» **Directions**:
Go through the data below. List every line that holds the word "legend".

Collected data
◇ ◇ ◇

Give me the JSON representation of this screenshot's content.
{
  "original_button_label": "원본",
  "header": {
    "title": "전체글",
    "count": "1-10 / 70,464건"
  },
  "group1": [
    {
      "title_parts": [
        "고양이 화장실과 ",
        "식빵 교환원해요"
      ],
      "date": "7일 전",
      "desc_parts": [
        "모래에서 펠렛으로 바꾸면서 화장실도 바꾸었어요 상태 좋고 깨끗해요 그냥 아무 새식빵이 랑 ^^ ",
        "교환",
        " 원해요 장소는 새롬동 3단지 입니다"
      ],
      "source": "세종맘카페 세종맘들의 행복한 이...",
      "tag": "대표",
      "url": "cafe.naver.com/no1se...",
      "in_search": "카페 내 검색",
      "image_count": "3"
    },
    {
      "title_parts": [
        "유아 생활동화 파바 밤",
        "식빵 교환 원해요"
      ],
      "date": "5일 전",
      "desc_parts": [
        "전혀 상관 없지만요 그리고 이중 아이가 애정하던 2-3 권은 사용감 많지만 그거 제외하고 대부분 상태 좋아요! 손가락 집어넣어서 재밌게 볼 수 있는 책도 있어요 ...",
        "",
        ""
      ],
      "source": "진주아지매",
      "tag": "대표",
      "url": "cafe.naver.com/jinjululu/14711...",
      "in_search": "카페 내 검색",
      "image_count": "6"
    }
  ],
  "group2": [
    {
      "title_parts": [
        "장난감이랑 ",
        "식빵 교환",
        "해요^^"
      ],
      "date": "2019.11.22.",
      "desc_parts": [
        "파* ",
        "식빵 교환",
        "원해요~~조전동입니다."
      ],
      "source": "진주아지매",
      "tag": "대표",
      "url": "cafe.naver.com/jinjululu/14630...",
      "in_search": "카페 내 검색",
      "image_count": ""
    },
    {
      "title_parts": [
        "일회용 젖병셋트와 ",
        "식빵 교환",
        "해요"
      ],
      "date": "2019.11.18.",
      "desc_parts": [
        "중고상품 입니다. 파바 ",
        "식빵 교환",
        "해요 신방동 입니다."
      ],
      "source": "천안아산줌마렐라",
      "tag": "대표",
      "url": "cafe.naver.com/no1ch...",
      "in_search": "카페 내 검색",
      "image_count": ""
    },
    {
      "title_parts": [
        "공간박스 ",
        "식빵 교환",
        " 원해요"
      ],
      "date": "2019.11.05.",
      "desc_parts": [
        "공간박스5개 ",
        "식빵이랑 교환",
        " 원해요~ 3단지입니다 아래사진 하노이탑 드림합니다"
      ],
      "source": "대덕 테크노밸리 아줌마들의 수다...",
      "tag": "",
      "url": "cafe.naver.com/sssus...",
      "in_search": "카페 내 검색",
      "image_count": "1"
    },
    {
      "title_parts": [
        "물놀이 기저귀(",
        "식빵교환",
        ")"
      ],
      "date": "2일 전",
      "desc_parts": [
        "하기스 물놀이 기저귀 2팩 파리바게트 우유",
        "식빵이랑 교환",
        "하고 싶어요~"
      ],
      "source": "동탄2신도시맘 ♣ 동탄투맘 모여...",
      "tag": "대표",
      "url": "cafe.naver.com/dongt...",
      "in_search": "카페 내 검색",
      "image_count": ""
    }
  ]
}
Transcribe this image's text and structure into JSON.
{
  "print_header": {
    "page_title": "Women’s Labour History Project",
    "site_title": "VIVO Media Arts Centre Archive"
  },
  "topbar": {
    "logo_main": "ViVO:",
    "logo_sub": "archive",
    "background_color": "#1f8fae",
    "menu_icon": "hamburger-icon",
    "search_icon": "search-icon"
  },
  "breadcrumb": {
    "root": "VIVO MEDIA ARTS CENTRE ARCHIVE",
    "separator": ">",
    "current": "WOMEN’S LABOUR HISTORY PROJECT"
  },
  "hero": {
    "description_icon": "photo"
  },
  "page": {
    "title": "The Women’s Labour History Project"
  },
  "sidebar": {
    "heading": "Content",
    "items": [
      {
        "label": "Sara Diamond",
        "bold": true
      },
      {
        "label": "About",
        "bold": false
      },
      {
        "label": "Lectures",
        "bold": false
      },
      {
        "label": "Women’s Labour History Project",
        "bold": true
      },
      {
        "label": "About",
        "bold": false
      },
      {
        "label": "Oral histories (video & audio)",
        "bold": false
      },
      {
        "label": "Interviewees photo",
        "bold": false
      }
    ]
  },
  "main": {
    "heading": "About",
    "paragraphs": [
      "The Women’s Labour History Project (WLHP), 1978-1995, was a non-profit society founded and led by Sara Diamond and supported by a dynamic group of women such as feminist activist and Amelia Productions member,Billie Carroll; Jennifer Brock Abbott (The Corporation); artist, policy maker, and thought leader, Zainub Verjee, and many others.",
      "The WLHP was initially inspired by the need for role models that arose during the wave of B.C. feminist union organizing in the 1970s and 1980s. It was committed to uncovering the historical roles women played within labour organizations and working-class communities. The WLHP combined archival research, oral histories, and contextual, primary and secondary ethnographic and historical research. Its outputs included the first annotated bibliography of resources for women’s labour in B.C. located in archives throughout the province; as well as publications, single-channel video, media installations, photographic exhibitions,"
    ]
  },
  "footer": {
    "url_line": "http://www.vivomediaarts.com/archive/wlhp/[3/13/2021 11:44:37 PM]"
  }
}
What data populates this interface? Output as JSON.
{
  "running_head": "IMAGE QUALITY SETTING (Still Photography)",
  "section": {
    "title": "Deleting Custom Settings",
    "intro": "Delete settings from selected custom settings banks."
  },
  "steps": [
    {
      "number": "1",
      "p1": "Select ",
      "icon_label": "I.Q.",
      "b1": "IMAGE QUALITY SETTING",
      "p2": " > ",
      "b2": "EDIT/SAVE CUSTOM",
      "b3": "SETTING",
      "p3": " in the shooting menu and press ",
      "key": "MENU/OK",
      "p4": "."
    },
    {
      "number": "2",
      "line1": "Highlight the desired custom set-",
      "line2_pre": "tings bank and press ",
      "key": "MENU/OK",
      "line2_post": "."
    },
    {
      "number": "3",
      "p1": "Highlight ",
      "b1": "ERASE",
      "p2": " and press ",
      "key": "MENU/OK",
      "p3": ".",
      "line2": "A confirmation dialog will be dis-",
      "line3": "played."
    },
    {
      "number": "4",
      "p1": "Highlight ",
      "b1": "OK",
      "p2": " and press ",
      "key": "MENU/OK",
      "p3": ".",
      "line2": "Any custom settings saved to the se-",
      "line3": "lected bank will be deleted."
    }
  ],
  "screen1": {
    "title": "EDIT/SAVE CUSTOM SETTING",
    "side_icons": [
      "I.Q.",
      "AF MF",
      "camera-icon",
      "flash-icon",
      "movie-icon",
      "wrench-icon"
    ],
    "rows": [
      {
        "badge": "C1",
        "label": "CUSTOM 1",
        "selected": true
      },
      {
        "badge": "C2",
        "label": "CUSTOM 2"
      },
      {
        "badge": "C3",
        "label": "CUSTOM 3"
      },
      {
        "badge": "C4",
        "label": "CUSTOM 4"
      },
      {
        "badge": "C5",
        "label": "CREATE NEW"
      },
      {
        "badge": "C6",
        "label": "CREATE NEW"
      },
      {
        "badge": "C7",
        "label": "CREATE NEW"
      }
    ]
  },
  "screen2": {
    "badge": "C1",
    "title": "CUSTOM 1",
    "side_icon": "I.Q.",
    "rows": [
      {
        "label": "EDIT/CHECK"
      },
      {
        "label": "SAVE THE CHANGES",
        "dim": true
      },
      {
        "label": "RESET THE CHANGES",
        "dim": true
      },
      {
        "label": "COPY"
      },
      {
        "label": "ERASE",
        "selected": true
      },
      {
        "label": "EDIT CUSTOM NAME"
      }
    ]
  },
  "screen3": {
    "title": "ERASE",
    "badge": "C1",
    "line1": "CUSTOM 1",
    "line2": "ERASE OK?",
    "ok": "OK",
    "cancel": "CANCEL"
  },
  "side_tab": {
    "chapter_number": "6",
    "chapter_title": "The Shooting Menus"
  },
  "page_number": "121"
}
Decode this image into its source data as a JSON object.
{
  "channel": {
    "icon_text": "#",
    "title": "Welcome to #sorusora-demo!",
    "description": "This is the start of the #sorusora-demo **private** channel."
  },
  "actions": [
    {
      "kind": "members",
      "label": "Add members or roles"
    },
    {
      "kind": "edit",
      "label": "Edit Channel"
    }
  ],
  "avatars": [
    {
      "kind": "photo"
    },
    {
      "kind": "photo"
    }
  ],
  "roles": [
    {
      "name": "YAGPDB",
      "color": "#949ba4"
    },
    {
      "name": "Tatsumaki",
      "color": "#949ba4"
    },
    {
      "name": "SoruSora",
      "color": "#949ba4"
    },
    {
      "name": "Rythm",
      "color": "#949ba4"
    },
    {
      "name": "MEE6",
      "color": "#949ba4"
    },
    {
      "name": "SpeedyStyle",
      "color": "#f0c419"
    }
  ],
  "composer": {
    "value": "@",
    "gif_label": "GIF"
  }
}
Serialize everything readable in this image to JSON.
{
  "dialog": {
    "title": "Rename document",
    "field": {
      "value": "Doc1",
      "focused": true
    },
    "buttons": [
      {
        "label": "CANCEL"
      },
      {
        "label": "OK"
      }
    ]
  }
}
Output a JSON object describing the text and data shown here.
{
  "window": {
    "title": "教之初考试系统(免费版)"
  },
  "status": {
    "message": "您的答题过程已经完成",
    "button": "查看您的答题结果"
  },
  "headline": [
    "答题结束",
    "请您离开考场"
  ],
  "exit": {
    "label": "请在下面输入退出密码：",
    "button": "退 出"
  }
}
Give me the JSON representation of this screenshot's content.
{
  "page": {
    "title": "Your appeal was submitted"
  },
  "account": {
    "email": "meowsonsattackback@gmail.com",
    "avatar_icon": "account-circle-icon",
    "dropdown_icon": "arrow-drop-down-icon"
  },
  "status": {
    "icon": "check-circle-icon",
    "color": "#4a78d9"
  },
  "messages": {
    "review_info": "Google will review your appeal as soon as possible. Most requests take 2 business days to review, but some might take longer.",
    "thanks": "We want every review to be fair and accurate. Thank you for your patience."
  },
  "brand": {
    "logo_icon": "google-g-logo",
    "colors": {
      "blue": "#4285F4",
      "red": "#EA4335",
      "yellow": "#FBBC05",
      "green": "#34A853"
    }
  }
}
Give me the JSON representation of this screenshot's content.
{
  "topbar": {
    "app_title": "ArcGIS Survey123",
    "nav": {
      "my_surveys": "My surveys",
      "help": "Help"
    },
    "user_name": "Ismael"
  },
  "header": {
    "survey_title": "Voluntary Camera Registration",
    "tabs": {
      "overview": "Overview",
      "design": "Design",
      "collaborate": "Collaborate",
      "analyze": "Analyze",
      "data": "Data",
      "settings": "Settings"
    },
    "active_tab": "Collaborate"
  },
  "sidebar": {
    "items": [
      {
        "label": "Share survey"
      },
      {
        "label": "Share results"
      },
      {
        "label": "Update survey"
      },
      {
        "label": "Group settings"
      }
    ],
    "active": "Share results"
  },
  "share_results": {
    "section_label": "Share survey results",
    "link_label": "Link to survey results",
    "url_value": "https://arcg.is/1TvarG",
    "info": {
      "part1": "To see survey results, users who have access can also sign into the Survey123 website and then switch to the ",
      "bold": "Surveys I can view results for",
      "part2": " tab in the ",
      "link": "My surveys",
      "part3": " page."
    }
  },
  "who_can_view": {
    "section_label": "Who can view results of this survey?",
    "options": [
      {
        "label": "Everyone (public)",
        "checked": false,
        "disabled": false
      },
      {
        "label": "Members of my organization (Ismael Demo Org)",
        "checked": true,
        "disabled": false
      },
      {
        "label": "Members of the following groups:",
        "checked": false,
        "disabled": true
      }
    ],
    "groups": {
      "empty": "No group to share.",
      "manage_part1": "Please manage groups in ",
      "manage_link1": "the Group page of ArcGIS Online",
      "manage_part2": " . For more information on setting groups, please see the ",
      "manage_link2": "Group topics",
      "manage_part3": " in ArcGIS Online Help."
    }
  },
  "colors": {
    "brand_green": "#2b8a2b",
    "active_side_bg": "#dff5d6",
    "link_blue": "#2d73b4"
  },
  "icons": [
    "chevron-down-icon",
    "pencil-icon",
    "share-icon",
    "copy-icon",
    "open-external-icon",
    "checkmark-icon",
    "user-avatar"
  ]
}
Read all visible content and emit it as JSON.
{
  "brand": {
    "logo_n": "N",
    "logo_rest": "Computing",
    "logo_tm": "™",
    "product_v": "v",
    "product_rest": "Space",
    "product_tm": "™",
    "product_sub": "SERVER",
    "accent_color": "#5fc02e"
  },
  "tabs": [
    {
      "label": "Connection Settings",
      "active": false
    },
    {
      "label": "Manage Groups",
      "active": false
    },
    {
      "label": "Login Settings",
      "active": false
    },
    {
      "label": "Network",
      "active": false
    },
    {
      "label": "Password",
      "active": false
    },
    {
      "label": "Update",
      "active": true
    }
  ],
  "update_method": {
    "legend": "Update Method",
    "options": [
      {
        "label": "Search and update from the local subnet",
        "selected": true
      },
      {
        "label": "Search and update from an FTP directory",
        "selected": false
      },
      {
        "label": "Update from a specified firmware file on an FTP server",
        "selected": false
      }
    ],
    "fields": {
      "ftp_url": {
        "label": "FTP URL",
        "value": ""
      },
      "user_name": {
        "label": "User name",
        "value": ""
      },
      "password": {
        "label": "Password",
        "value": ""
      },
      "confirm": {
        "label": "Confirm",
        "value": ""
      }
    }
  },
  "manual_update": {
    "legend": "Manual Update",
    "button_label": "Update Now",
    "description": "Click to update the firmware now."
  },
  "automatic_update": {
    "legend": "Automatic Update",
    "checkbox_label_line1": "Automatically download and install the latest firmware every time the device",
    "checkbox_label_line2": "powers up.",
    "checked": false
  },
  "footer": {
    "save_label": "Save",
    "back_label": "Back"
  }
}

◇ ◇ ◇

» **Final answer**:
    "legend": "Update Method",
    "legend": "Manual Update",
    "legend": "Automatic Update",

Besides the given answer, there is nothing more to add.